• **Exercise material**
▬▬▬▬▬▬

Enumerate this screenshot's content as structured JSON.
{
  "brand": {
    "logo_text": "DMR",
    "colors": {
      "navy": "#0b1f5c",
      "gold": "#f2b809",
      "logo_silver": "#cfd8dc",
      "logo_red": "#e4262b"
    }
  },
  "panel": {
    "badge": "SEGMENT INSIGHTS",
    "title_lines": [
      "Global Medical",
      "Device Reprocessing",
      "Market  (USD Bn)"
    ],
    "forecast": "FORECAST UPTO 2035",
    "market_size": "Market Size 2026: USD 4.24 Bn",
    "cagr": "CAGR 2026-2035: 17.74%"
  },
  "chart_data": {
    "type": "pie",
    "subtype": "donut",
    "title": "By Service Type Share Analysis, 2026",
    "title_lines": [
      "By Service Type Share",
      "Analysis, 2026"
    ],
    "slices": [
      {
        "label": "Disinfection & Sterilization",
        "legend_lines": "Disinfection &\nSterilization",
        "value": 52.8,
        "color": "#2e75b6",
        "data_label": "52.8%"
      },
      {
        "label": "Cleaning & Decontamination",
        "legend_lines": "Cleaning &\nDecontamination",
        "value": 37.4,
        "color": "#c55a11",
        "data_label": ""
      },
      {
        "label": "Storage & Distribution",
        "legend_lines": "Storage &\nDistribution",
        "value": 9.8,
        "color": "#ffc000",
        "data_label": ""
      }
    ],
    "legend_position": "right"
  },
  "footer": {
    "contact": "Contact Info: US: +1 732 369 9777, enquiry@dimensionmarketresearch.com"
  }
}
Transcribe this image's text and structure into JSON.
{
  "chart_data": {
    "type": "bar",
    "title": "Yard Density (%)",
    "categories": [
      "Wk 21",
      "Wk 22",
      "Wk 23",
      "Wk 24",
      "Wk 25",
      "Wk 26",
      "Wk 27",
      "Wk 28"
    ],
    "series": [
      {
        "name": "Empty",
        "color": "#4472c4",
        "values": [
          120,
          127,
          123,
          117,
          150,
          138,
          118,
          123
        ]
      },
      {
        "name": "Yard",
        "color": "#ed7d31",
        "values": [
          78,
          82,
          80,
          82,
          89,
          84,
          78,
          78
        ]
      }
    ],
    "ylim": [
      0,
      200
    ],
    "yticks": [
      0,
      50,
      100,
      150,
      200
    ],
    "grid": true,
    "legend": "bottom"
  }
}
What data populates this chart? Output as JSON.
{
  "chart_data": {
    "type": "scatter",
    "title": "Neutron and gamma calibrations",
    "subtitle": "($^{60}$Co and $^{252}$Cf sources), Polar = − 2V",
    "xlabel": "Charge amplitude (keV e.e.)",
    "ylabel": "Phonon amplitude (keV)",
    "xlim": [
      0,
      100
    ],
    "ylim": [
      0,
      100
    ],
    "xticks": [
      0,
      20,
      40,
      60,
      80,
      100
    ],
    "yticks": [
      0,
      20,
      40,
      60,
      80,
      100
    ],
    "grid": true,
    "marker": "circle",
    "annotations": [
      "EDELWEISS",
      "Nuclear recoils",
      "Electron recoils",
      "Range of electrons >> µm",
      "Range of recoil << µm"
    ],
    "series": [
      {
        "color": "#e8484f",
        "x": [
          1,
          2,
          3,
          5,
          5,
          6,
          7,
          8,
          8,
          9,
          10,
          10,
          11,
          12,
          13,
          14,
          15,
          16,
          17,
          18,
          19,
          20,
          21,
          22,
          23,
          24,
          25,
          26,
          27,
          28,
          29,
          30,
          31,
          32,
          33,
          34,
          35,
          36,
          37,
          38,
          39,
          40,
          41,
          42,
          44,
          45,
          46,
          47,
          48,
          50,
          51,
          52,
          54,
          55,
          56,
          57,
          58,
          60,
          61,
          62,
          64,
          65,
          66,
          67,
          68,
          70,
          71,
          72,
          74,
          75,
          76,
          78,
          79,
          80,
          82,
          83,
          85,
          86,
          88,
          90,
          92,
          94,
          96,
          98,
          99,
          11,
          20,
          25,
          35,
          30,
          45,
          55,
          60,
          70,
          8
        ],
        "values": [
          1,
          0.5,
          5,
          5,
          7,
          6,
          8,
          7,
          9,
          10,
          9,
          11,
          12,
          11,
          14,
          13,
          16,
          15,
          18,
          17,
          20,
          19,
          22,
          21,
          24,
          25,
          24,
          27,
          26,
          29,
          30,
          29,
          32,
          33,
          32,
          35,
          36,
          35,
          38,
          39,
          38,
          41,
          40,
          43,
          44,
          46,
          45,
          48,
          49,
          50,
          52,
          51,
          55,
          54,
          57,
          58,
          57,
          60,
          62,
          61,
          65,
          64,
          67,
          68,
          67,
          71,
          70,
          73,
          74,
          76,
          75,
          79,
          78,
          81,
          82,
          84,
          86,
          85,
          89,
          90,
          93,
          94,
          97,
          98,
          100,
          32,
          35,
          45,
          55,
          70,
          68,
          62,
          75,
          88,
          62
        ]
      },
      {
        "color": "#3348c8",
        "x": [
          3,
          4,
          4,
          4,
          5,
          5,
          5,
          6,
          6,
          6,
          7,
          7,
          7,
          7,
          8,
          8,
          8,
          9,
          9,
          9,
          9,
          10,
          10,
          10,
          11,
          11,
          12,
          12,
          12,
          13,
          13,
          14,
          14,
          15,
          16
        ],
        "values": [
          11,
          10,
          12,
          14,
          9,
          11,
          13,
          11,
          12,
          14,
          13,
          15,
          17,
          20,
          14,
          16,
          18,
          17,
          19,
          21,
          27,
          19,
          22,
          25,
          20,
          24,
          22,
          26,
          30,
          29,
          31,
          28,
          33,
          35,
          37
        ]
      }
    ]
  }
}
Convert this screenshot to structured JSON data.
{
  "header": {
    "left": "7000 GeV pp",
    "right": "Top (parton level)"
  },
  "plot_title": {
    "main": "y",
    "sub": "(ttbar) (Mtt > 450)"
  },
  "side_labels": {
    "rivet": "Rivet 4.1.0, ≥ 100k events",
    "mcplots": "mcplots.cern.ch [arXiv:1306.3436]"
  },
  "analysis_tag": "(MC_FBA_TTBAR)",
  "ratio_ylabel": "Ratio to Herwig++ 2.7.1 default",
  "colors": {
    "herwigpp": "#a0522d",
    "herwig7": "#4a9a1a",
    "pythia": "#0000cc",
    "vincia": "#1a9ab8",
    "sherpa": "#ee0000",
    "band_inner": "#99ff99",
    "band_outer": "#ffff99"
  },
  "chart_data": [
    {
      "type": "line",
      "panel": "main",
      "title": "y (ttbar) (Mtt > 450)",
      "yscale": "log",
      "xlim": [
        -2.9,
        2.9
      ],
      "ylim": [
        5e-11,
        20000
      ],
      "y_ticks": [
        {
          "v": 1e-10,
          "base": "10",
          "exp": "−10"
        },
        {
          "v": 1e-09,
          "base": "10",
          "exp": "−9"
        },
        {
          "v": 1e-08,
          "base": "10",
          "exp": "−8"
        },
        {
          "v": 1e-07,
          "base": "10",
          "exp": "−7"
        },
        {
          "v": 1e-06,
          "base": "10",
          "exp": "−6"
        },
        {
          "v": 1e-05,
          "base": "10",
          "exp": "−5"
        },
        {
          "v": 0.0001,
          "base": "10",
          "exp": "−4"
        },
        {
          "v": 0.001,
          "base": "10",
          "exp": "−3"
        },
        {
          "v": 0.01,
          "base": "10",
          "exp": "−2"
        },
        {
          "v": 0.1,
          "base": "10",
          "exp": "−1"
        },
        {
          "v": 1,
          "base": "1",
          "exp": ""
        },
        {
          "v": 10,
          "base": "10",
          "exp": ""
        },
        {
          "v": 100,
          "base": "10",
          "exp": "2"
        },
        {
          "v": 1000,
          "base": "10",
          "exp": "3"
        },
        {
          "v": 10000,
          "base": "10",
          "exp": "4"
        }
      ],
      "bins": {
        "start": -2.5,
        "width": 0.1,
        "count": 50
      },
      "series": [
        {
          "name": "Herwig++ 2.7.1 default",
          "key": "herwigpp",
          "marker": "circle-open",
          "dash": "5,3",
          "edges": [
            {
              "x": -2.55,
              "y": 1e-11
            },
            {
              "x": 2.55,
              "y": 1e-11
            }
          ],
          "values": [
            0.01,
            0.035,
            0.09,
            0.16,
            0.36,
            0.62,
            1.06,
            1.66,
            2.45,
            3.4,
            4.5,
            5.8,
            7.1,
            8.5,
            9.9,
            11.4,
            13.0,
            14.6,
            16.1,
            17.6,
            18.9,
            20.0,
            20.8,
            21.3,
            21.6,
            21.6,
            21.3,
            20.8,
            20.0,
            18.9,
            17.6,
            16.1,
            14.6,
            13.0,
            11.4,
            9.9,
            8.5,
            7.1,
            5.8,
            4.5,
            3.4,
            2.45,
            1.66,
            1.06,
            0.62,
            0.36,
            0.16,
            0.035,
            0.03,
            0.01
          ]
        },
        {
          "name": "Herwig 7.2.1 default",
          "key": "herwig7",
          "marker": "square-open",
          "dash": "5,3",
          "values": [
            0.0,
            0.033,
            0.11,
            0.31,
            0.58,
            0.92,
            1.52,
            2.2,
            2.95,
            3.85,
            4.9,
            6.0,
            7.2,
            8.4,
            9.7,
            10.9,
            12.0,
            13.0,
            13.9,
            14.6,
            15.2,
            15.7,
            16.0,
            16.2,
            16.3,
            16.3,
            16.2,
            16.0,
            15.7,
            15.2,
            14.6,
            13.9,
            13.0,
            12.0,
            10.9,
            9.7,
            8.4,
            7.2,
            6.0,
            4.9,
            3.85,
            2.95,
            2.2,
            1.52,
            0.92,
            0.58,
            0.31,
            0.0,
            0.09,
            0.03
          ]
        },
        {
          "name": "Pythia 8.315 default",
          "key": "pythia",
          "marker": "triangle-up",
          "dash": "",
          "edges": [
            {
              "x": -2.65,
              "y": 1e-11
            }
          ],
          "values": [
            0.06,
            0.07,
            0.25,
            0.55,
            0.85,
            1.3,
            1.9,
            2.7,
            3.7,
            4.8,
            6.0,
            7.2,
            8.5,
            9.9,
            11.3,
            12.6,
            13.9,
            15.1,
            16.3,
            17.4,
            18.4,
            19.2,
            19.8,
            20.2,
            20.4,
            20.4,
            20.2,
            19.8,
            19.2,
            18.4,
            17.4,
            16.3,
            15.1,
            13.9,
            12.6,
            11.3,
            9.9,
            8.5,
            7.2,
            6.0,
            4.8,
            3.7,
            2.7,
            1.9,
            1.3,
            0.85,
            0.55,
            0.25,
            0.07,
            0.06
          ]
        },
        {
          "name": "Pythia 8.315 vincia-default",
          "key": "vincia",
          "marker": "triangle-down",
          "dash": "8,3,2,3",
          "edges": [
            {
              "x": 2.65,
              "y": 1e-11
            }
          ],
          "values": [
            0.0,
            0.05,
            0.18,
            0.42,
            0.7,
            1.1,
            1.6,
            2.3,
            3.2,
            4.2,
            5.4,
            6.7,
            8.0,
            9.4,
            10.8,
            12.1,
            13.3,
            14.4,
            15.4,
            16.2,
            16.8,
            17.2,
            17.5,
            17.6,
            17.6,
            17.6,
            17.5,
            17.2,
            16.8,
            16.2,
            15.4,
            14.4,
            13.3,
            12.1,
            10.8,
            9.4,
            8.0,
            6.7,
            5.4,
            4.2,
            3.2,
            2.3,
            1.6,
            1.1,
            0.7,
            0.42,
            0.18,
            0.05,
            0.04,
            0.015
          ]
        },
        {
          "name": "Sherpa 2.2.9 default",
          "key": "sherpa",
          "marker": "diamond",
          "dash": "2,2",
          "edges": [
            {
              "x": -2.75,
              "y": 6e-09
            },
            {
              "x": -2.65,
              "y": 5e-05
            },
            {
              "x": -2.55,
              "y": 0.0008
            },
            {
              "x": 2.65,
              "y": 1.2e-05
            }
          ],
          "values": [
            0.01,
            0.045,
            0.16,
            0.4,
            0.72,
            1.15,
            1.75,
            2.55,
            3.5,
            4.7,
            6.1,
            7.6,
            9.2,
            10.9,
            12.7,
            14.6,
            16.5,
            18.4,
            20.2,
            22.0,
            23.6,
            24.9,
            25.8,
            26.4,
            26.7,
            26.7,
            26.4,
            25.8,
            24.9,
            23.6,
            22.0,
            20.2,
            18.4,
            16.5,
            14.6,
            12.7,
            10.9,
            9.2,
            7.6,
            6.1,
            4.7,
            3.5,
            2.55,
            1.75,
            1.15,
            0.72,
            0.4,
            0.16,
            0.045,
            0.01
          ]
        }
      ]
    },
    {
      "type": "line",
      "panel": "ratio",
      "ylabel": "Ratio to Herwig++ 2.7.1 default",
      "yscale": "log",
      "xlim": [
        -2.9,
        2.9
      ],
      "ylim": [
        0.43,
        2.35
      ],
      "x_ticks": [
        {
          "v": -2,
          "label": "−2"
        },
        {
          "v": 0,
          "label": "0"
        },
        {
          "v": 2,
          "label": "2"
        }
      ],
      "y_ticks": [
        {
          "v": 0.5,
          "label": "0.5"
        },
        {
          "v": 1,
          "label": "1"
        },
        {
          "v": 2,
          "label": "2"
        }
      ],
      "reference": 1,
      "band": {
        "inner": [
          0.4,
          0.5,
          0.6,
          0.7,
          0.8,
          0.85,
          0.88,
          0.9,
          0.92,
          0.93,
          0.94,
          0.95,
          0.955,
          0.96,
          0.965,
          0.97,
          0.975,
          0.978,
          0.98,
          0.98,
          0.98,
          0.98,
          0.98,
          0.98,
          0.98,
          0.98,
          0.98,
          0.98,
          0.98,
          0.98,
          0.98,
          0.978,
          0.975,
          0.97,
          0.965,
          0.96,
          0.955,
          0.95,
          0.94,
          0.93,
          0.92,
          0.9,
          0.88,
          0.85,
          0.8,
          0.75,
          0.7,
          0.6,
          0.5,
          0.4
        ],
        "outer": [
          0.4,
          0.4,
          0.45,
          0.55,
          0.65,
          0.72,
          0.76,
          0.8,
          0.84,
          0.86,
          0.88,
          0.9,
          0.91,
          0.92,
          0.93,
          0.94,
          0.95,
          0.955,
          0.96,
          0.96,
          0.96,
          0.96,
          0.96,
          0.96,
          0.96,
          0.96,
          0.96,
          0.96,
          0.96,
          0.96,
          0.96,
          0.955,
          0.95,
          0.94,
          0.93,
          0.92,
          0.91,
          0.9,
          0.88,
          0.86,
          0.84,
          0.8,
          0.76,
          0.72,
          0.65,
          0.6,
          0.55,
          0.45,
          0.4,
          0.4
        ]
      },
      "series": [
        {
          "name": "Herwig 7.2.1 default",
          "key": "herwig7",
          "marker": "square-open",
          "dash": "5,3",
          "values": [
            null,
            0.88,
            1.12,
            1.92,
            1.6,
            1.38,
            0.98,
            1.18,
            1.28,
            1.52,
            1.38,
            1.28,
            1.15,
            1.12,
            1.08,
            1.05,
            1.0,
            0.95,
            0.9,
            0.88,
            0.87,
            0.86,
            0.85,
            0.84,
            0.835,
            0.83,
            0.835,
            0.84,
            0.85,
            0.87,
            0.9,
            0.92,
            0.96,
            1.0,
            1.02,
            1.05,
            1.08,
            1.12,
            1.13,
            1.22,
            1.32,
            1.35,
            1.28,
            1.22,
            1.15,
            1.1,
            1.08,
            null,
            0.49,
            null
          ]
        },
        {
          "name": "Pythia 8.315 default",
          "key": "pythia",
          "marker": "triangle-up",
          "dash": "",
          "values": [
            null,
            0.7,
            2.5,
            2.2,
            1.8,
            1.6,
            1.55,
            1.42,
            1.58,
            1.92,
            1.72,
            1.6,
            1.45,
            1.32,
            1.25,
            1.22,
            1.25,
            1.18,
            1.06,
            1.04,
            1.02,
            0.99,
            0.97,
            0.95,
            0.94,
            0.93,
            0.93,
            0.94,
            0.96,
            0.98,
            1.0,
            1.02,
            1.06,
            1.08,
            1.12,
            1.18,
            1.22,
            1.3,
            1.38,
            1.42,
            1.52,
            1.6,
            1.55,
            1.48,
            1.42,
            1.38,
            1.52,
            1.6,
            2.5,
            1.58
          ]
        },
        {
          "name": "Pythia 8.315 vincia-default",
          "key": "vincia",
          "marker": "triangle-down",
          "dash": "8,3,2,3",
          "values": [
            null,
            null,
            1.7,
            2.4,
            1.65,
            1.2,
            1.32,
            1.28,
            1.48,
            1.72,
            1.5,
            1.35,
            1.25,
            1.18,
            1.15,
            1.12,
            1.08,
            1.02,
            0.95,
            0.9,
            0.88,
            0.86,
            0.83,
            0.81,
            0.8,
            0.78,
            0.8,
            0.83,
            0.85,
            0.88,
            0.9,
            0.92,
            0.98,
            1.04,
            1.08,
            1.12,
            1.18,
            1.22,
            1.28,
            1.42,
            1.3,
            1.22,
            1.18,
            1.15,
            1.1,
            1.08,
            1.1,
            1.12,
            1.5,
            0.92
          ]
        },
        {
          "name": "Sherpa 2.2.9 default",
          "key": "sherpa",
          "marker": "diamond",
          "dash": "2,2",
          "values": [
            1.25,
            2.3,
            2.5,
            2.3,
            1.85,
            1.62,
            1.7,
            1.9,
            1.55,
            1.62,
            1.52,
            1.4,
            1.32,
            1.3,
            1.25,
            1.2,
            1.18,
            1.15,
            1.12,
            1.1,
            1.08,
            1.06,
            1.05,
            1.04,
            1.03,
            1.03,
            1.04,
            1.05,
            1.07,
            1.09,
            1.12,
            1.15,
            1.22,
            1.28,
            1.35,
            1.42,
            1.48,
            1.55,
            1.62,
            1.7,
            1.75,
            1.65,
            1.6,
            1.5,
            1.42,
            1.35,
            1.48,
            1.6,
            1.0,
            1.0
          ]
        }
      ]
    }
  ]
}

▬▬▬▬▬▬

• **What this task involves**
Search the data above for the string "screenshot" and copy each line that has it.

• **Exercise answer**
Enumerate this screenshot's content as structured JSON.
Convert this screenshot to structured JSON data.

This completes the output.